PROBLEM TO WORK ON —
Set down the data below without change, skipping the pictures it holds.
>>>
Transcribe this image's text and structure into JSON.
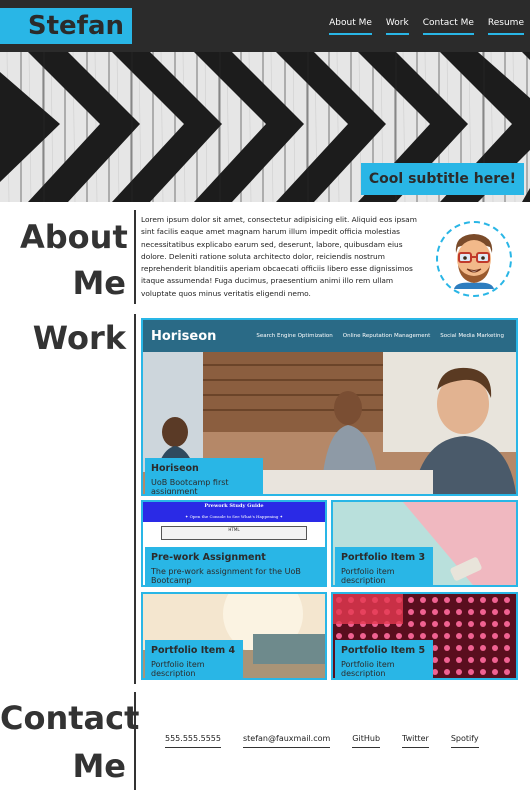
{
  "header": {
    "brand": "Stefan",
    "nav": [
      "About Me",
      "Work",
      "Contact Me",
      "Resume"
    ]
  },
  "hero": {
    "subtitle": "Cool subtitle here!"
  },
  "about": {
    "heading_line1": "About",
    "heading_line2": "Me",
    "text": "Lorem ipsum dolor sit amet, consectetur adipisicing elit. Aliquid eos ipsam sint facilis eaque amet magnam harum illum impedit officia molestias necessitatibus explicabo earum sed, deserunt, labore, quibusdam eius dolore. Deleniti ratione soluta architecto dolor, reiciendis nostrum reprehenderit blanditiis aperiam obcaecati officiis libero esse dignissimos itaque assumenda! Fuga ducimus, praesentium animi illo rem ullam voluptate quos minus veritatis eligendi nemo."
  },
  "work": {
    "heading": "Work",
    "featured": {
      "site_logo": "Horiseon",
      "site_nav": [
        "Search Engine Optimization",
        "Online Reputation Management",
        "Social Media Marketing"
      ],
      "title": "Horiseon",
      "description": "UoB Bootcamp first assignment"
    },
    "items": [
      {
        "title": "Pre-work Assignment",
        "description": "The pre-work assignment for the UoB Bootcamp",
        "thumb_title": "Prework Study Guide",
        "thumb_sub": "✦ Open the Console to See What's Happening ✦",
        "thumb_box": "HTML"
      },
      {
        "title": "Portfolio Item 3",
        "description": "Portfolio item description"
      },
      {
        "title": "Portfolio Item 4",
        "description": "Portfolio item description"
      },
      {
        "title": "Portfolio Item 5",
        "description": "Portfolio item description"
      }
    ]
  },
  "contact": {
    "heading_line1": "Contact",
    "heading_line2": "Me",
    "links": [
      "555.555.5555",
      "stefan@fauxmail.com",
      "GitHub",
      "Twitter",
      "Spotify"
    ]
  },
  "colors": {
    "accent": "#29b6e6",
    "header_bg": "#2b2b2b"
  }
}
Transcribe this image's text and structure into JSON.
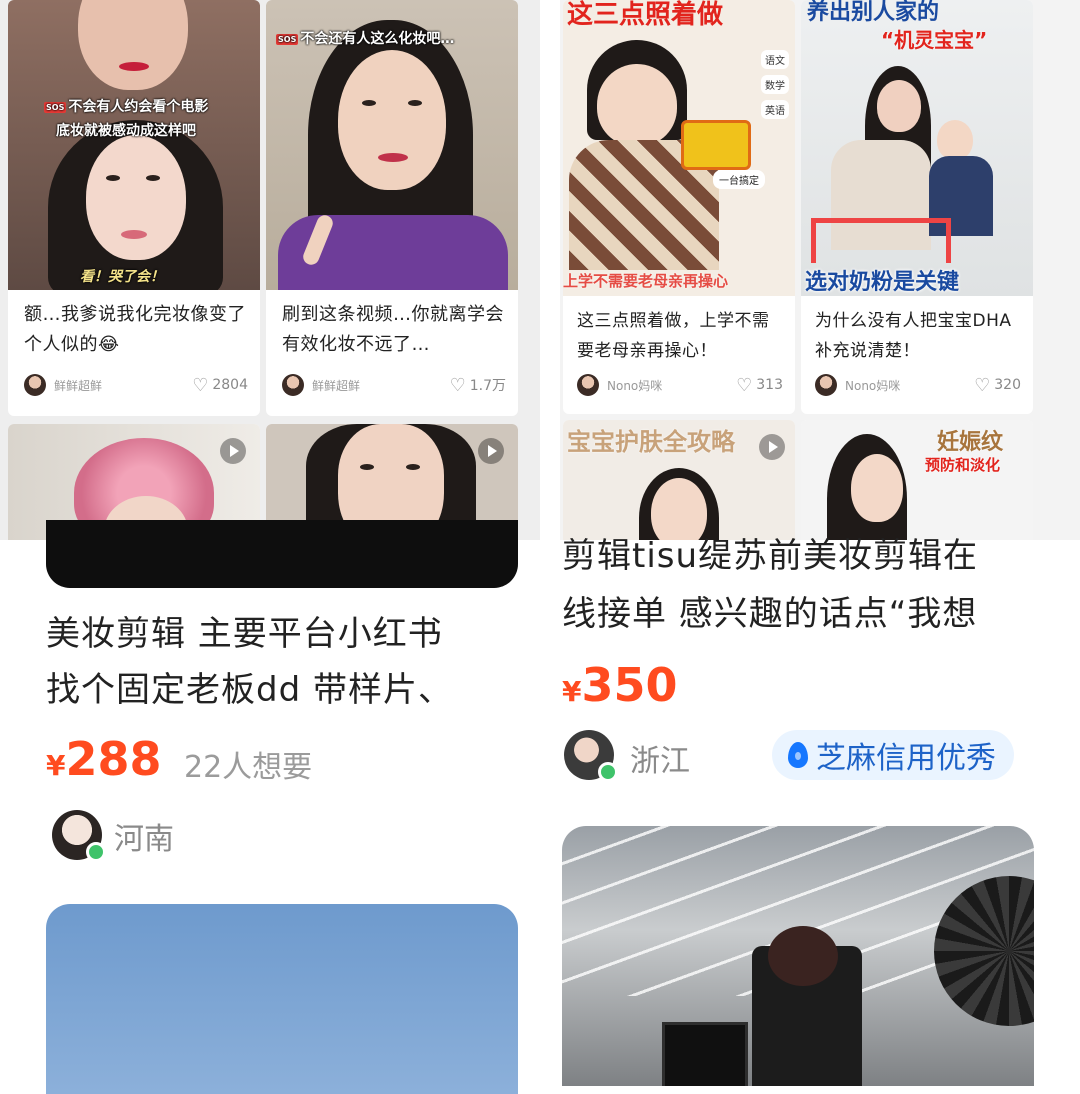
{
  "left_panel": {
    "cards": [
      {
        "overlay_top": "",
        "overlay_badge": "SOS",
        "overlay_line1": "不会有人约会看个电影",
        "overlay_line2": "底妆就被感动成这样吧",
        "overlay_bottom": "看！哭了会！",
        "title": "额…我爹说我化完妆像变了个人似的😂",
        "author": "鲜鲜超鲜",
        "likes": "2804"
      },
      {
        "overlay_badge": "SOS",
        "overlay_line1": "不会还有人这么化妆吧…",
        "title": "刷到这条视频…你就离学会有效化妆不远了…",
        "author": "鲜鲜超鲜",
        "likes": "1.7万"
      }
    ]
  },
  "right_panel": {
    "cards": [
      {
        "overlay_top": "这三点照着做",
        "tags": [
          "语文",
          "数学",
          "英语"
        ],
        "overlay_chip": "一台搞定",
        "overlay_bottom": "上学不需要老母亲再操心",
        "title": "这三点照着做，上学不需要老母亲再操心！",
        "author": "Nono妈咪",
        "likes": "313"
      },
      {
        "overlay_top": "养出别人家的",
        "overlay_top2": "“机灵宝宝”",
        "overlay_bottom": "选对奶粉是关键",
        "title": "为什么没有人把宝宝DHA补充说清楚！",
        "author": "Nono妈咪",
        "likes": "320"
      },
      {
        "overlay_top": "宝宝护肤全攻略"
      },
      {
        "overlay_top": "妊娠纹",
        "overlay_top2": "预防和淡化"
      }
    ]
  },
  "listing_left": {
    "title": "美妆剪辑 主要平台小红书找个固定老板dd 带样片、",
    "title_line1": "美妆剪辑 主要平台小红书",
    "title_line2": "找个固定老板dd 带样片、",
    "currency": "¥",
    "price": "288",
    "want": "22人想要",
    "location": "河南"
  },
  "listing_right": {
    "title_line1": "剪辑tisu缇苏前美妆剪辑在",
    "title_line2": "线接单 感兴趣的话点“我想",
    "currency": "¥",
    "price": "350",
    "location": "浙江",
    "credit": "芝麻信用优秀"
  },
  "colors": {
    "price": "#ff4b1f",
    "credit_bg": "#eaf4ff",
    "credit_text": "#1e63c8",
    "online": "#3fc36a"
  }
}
<<<
SOLUTION TO THE PROBLEM —
Transcribe this image's text and structure into JSON.
{
  "header": {
    "brand": "Stefan",
    "nav": [
      "About Me",
      "Work",
      "Contact Me",
      "Resume"
    ]
  },
  "hero": {
    "subtitle": "Cool subtitle here!"
  },
  "about": {
    "heading_line1": "About",
    "heading_line2": "Me",
    "text": "Lorem ipsum dolor sit amet, consectetur adipisicing elit. Aliquid eos ipsam sint facilis eaque amet magnam harum illum impedit officia molestias necessitatibus explicabo earum sed, deserunt, labore, quibusdam eius dolore. Deleniti ratione soluta architecto dolor, reiciendis nostrum reprehenderit blanditiis aperiam obcaecati officiis libero esse dignissimos itaque assumenda! Fuga ducimus, praesentium animi illo rem ullam voluptate quos minus veritatis eligendi nemo."
  },
  "work": {
    "heading": "Work",
    "featured": {
      "site_logo": "Horiseon",
      "site_nav": [
        "Search Engine Optimization",
        "Online Reputation Management",
        "Social Media Marketing"
      ],
      "title": "Horiseon",
      "description": "UoB Bootcamp first assignment"
    },
    "items": [
      {
        "title": "Pre-work Assignment",
        "description": "The pre-work assignment for the UoB Bootcamp",
        "thumb_title": "Prework Study Guide",
        "thumb_sub": "✦ Open the Console to See What's Happening ✦",
        "thumb_box": "HTML"
      },
      {
        "title": "Portfolio Item 3",
        "description": "Portfolio item description"
      },
      {
        "title": "Portfolio Item 4",
        "description": "Portfolio item description"
      },
      {
        "title": "Portfolio Item 5",
        "description": "Portfolio item description"
      }
    ]
  },
  "contact": {
    "heading_line1": "Contact",
    "heading_line2": "Me",
    "links": [
      "555.555.5555",
      "stefan@fauxmail.com",
      "GitHub",
      "Twitter",
      "Spotify"
    ]
  },
  "colors": {
    "accent": "#29b6e6",
    "header_bg": "#2b2b2b"
  }
}
Transcribe this image's text and structure into JSON.
{
  "left_panel": {
    "cards": [
      {
        "overlay_top": "",
        "overlay_badge": "SOS",
        "overlay_line1": "不会有人约会看个电影",
        "overlay_line2": "底妆就被感动成这样吧",
        "overlay_bottom": "看！哭了会！",
        "title": "额…我爹说我化完妆像变了个人似的😂",
        "author": "鲜鲜超鲜",
        "likes": "2804"
      },
      {
        "overlay_badge": "SOS",
        "overlay_line1": "不会还有人这么化妆吧…",
        "title": "刷到这条视频…你就离学会有效化妆不远了…",
        "author": "鲜鲜超鲜",
        "likes": "1.7万"
      }
    ]
  },
  "right_panel": {
    "cards": [
      {
        "overlay_top": "这三点照着做",
        "tags": [
          "语文",
          "数学",
          "英语"
        ],
        "overlay_chip": "一台搞定",
        "overlay_bottom": "上学不需要老母亲再操心",
        "title": "这三点照着做，上学不需要老母亲再操心！",
        "author": "Nono妈咪",
        "likes": "313"
      },
      {
        "overlay_top": "养出别人家的",
        "overlay_top2": "“机灵宝宝”",
        "overlay_bottom": "选对奶粉是关键",
        "title": "为什么没有人把宝宝DHA补充说清楚！",
        "author": "Nono妈咪",
        "likes": "320"
      },
      {
        "overlay_top": "宝宝护肤全攻略"
      },
      {
        "overlay_top": "妊娠纹",
        "overlay_top2": "预防和淡化"
      }
    ]
  },
  "listing_left": {
    "title": "美妆剪辑 主要平台小红书找个固定老板dd 带样片、",
    "title_line1": "美妆剪辑 主要平台小红书",
    "title_line2": "找个固定老板dd 带样片、",
    "currency": "¥",
    "price": "288",
    "want": "22人想要",
    "location": "河南"
  },
  "listing_right": {
    "title_line1": "剪辑tisu缇苏前美妆剪辑在",
    "title_line2": "线接单 感兴趣的话点“我想",
    "currency": "¥",
    "price": "350",
    "location": "浙江",
    "credit": "芝麻信用优秀"
  },
  "colors": {
    "price": "#ff4b1f",
    "credit_bg": "#eaf4ff",
    "credit_text": "#1e63c8",
    "online": "#3fc36a"
  }
}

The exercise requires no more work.